▶ [TASK OBJECTIVE]: Please find all lines in the data that hold the string "from" and copy them.

Extracted records:
* * * *

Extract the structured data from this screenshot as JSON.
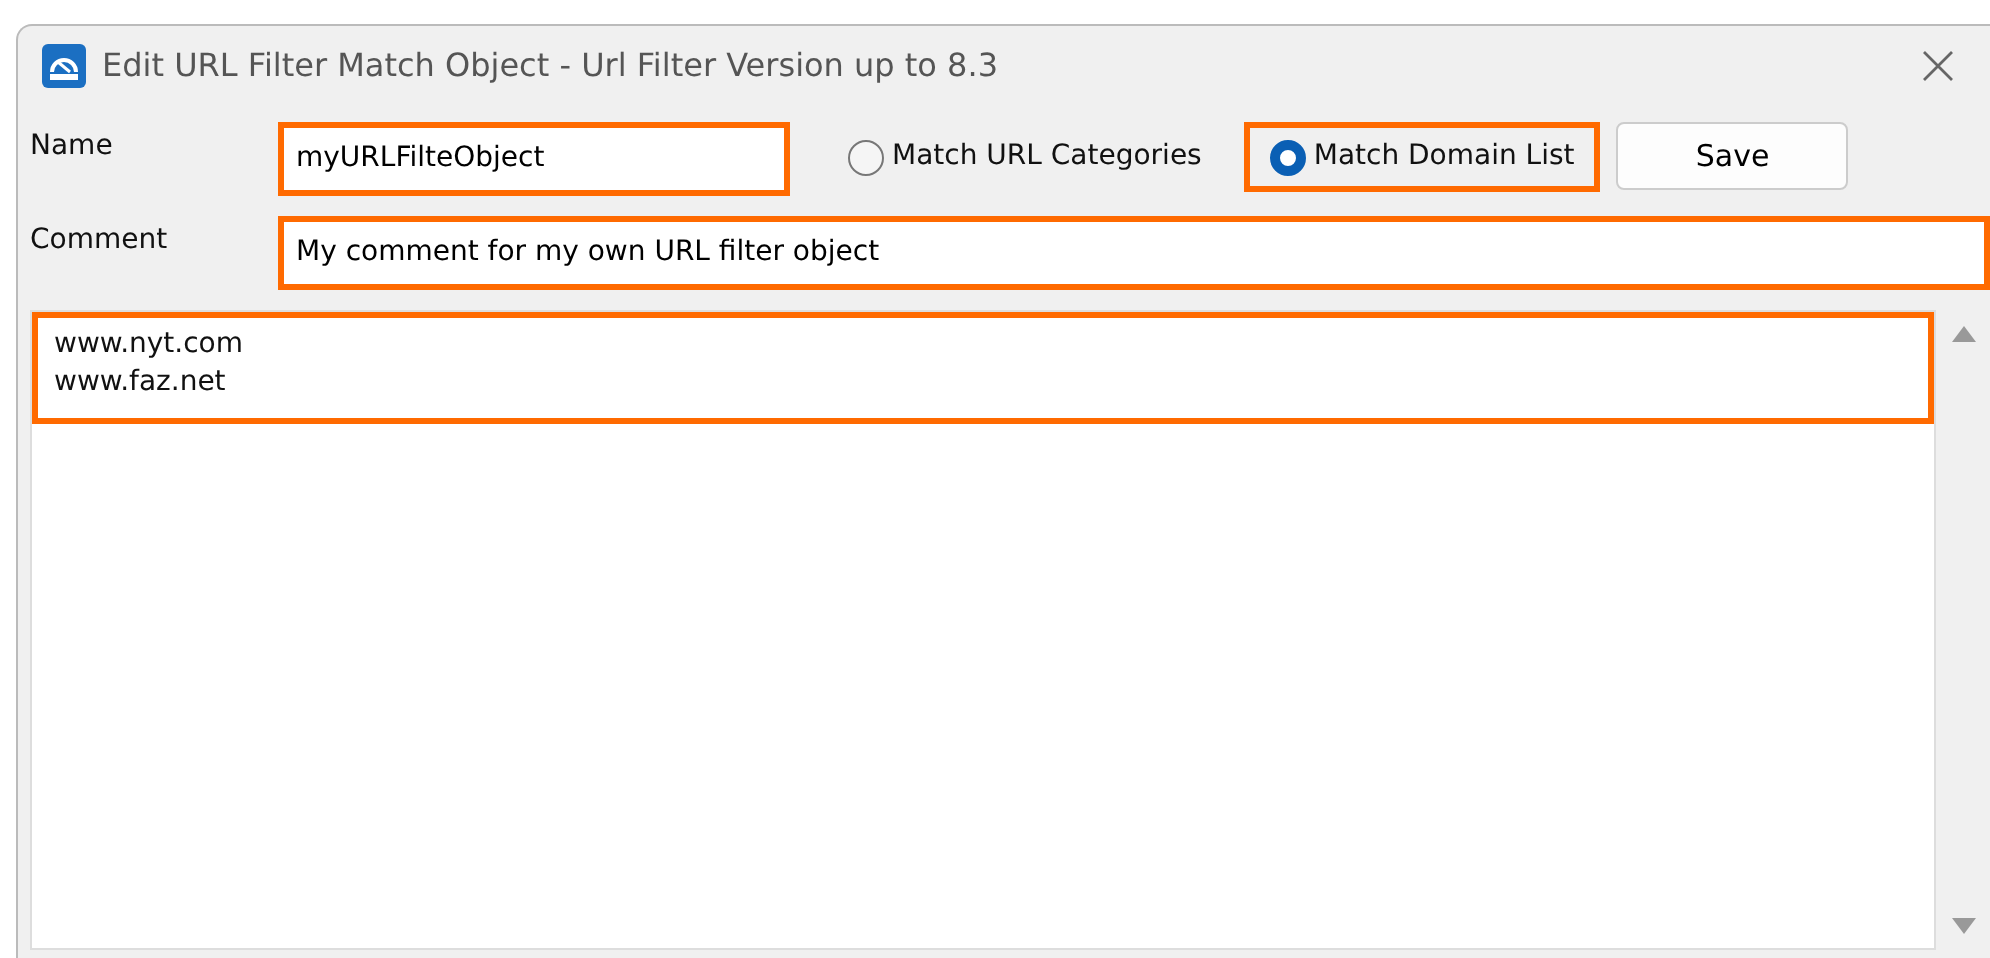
{
  "window": {
    "title": "Edit URL Filter Match Object - Url Filter Version up to 8.3"
  },
  "name_field": {
    "label": "Name",
    "value": "myURLFilteObject",
    "highlighted": true
  },
  "match_options": [
    {
      "label": "Match URL Categories",
      "selected": false,
      "highlighted": false
    },
    {
      "label": "Match Domain List",
      "selected": true,
      "highlighted": true
    }
  ],
  "save_button": "Save",
  "comment_field": {
    "label": "Comment",
    "value": "My comment for my own URL filter object",
    "highlighted": true
  },
  "domain_list": {
    "highlighted": true,
    "entries": [
      "www.nyt.com",
      "www.faz.net"
    ]
  }
}
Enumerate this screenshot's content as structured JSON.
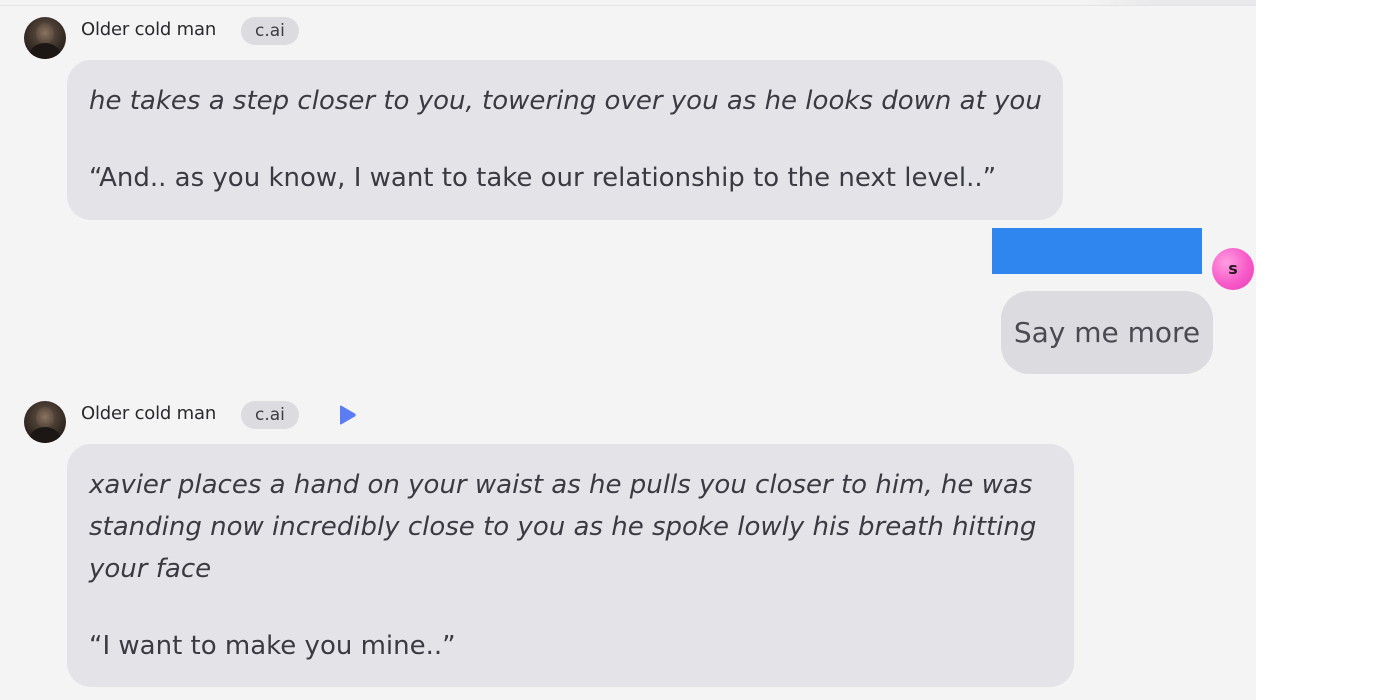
{
  "messages": [
    {
      "sender": "Older cold man",
      "badge": "c.ai",
      "action_lines": [
        "he takes a step closer to you, towering over you as he looks down at you"
      ],
      "speech": "“And.. as you know, I want to take our relationship to the next level..”"
    },
    {
      "sender": "Older cold man",
      "badge": "c.ai",
      "action_lines": [
        "xavier places a hand on your waist as he pulls you closer to him, he was",
        "standing now incredibly close to you as he spoke lowly his breath hitting",
        "your face"
      ],
      "speech": "“I want to make you mine..”"
    }
  ],
  "user_message": {
    "text": "Say me more",
    "avatar_initial": "s"
  },
  "icons": {
    "play": "play-icon",
    "avatar": "character-avatar"
  },
  "colors": {
    "background": "#f4f4f4",
    "bubble": "#e4e4e8",
    "badge": "#dcdce0",
    "play_icon": "#5a7cf5",
    "redaction": "#2f86ef",
    "user_avatar": "#f75ac8"
  }
}
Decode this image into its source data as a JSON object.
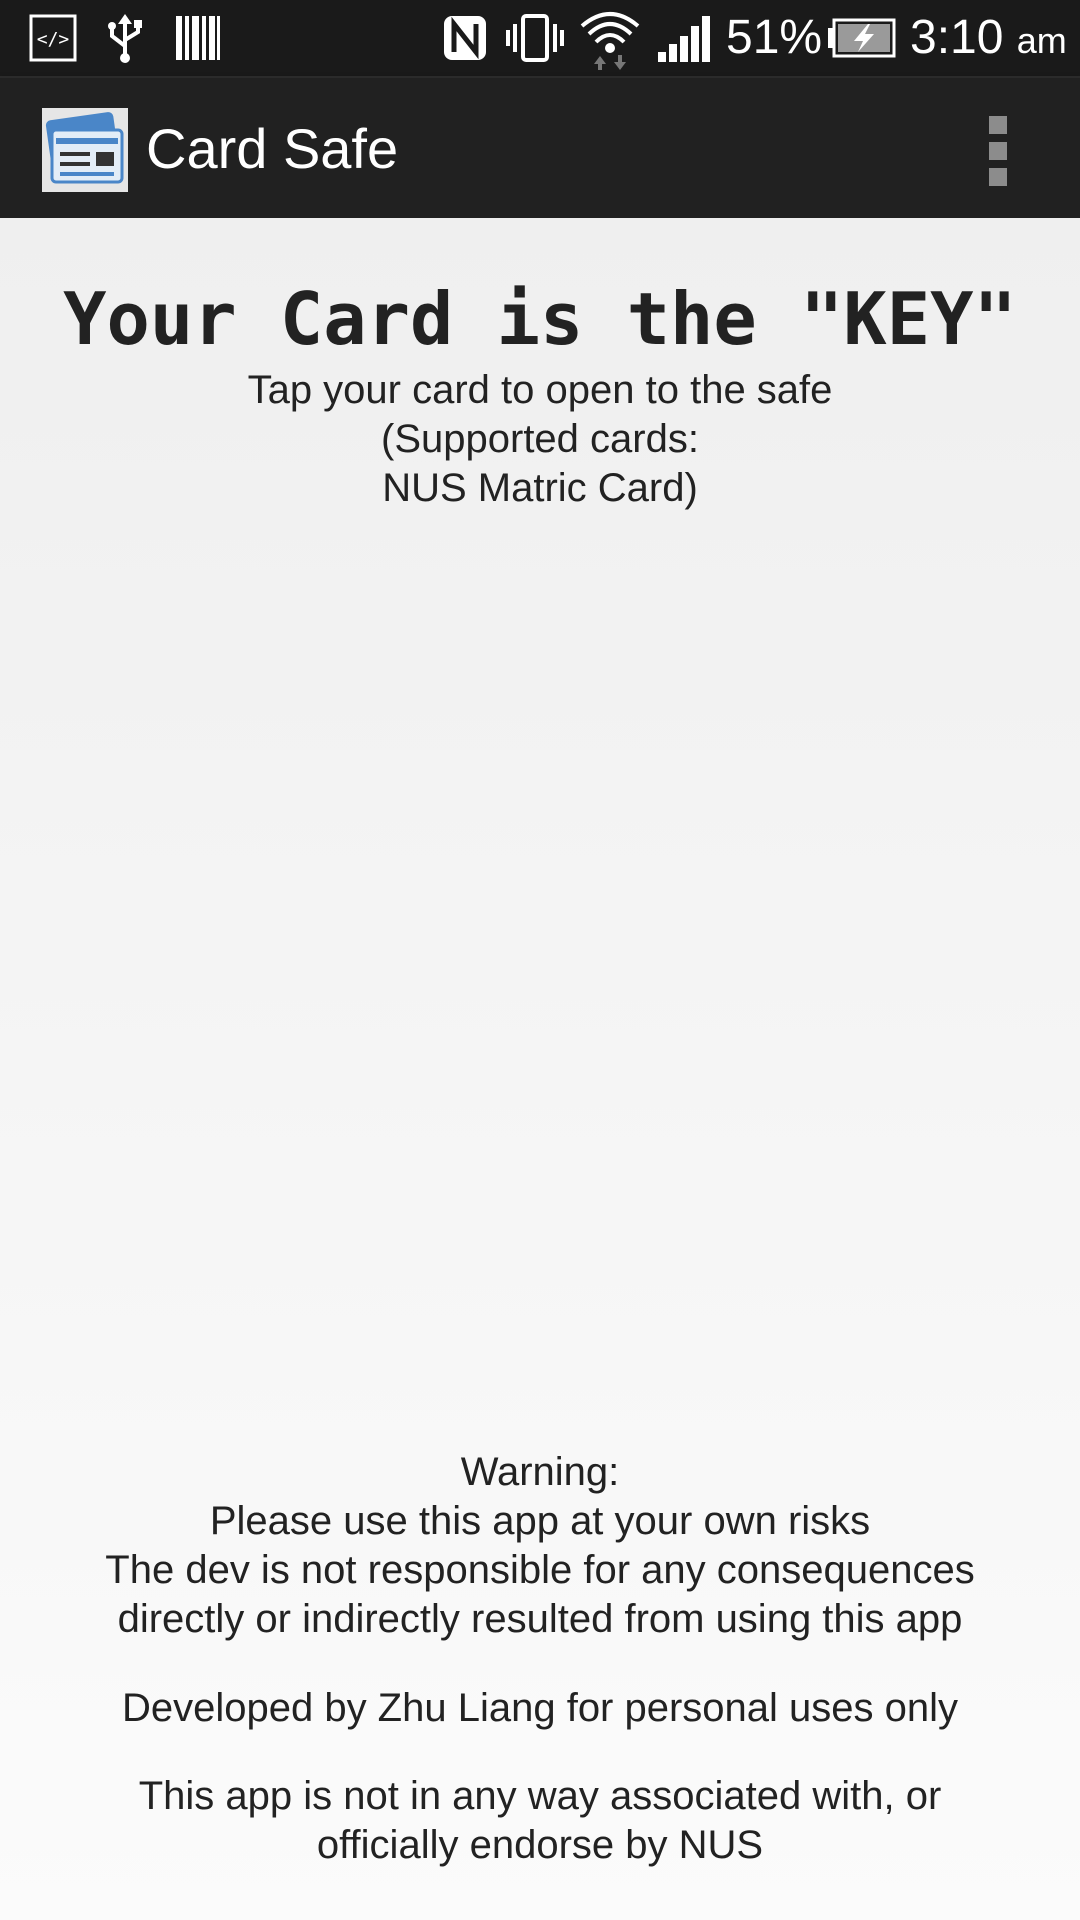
{
  "status_bar": {
    "battery_percent": "51%",
    "time": "3:10",
    "am_pm": "am",
    "icons": [
      "developer-mode-icon",
      "usb-icon",
      "barcode-icon",
      "nfc-icon",
      "vibrate-icon",
      "wifi-icon",
      "signal-icon",
      "battery-charging-icon"
    ]
  },
  "action_bar": {
    "title": "Card Safe",
    "app_icon": "card-safe-app-icon",
    "overflow_icon": "more-vertical-icon"
  },
  "main": {
    "headline": "Your Card is the \"KEY\"",
    "instructions": [
      "Tap your card to open to the safe",
      "(Supported cards:",
      "NUS Matric Card)"
    ],
    "warning": [
      "Warning:",
      "Please use this app at your own risks",
      "The dev is not responsible for any consequences",
      "directly or indirectly resulted from using this app"
    ],
    "developer_note": "Developed by Zhu Liang for personal uses only",
    "disclaimer": [
      "This app is not in any way associated with, or",
      "officially endorse by NUS"
    ]
  },
  "colors": {
    "status_bar_bg": "#1a1a1a",
    "action_bar_bg": "#212121",
    "content_bg": "#f2f2f2",
    "text": "#222222"
  }
}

* * * *

▶ [WRITTEN RESPONSE]:
Extract the structured data from this screenshot as JSON.
      "directly or indirectly resulted from using this app"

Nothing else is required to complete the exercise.